### The task
Extract each line of the material that follows exactly and omit its pictures.
====================
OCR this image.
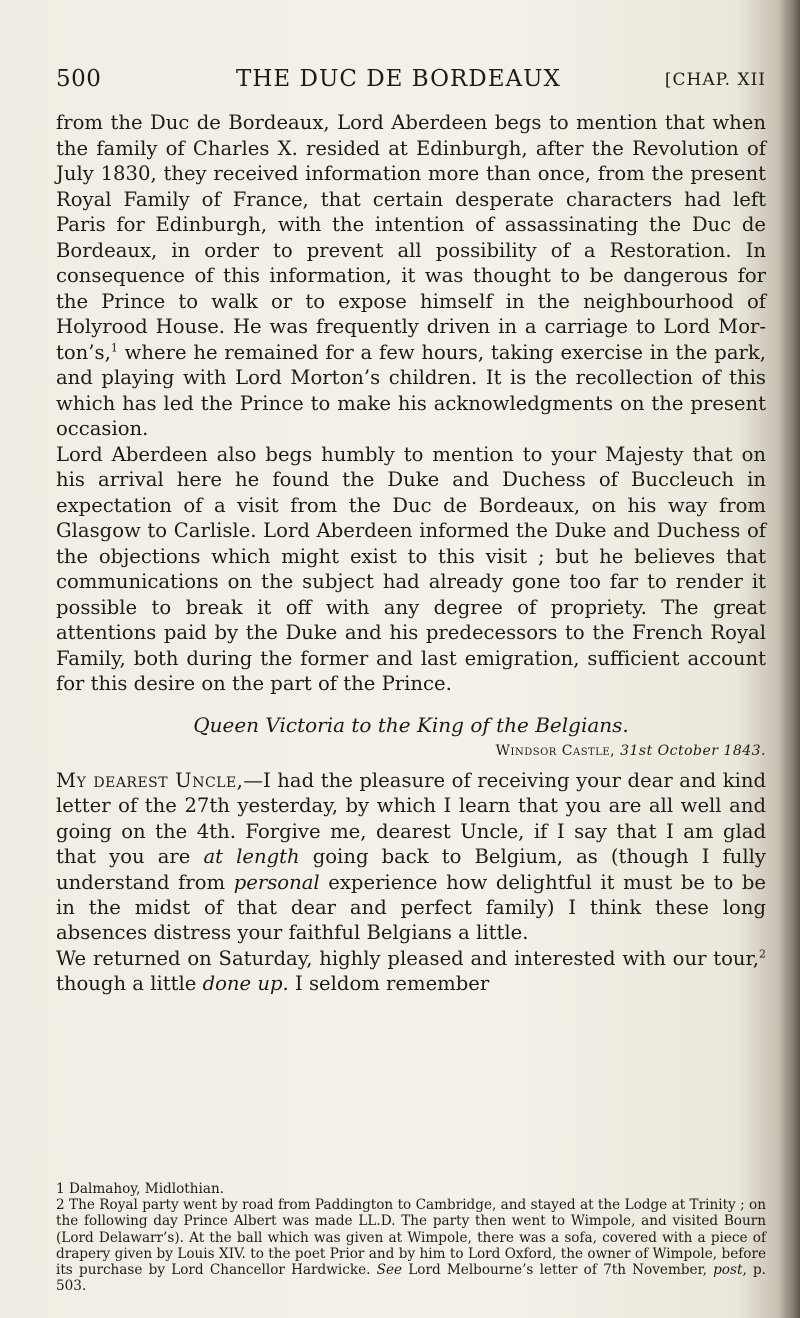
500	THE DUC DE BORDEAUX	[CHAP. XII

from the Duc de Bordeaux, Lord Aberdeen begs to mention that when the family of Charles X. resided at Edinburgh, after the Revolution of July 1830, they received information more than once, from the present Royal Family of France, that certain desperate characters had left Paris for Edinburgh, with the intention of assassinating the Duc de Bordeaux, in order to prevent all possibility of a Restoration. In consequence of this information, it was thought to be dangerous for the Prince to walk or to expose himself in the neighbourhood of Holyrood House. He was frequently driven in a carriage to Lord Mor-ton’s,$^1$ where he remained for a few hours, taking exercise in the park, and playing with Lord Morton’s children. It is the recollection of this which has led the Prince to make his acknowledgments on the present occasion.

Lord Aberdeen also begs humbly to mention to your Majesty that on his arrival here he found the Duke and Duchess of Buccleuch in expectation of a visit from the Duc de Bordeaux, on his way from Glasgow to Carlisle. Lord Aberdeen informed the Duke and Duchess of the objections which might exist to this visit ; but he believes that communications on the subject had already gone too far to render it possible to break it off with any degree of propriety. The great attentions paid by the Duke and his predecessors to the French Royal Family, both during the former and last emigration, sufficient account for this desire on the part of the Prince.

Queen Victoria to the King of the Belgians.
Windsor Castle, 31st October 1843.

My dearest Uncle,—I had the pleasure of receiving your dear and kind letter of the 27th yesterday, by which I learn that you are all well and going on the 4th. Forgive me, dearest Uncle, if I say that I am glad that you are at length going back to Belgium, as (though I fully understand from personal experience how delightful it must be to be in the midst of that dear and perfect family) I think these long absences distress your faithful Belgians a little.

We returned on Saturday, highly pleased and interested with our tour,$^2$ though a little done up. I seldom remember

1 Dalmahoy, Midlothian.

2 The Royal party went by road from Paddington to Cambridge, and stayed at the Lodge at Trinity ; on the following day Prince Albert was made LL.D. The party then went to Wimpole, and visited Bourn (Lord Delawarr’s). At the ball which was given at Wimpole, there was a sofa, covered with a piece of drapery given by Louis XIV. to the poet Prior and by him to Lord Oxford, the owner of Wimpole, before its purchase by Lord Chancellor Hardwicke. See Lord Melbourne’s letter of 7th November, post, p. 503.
====================
### Output below
OCR this image.
500	THE DUC DE BORDEAUX	[CHAP. XII

from the Duc de Bordeaux, Lord Aberdeen begs to mention that when the family of Charles X. resided at Edinburgh, after the Revolution of July 1830, they received information more than once, from the present Royal Family of France, that certain desperate characters had left Paris for Edinburgh, with the intention of assassinating the Duc de Bordeaux, in order to prevent all possibility of a Restoration. In consequence of this information, it was thought to be dangerous for the Prince to walk or to expose himself in the neighbourhood of Holyrood House. He was frequently driven in a carriage to Lord Mor-ton’s,$^1$ where he remained for a few hours, taking exercise in the park, and playing with Lord Morton’s children. It is the recollection of this which has led the Prince to make his acknowledgments on the present occasion.

Lord Aberdeen also begs humbly to mention to your Majesty that on his arrival here he found the Duke and Duchess of Buccleuch in expectation of a visit from the Duc de Bordeaux, on his way from Glasgow to Carlisle. Lord Aberdeen informed the Duke and Duchess of the objections which might exist to this visit ; but he believes that communications on the subject had already gone too far to render it possible to break it off with any degree of propriety. The great attentions paid by the Duke and his predecessors to the French Royal Family, both during the former and last emigration, sufficient account for this desire on the part of the Prince.

Queen Victoria to the King of the Belgians.
Windsor Castle, 31st October 1843.

My dearest Uncle,—I had the pleasure of receiving your dear and kind letter of the 27th yesterday, by which I learn that you are all well and going on the 4th. Forgive me, dearest Uncle, if I say that I am glad that you are at length going back to Belgium, as (though I fully understand from personal experience how delightful it must be to be in the midst of that dear and perfect family) I think these long absences distress your faithful Belgians a little.

We returned on Saturday, highly pleased and interested with our tour,$^2$ though a little done up. I seldom remember

1 Dalmahoy, Midlothian.

2 The Royal party went by road from Paddington to Cambridge, and stayed at the Lodge at Trinity ; on the following day Prince Albert was made LL.D. The party then went to Wimpole, and visited Bourn (Lord Delawarr’s). At the ball which was given at Wimpole, there was a sofa, covered with a piece of drapery given by Louis XIV. to the poet Prior and by him to Lord Oxford, the owner of Wimpole, before its purchase by Lord Chancellor Hardwicke. See Lord Melbourne’s letter of 7th November, post, p. 503.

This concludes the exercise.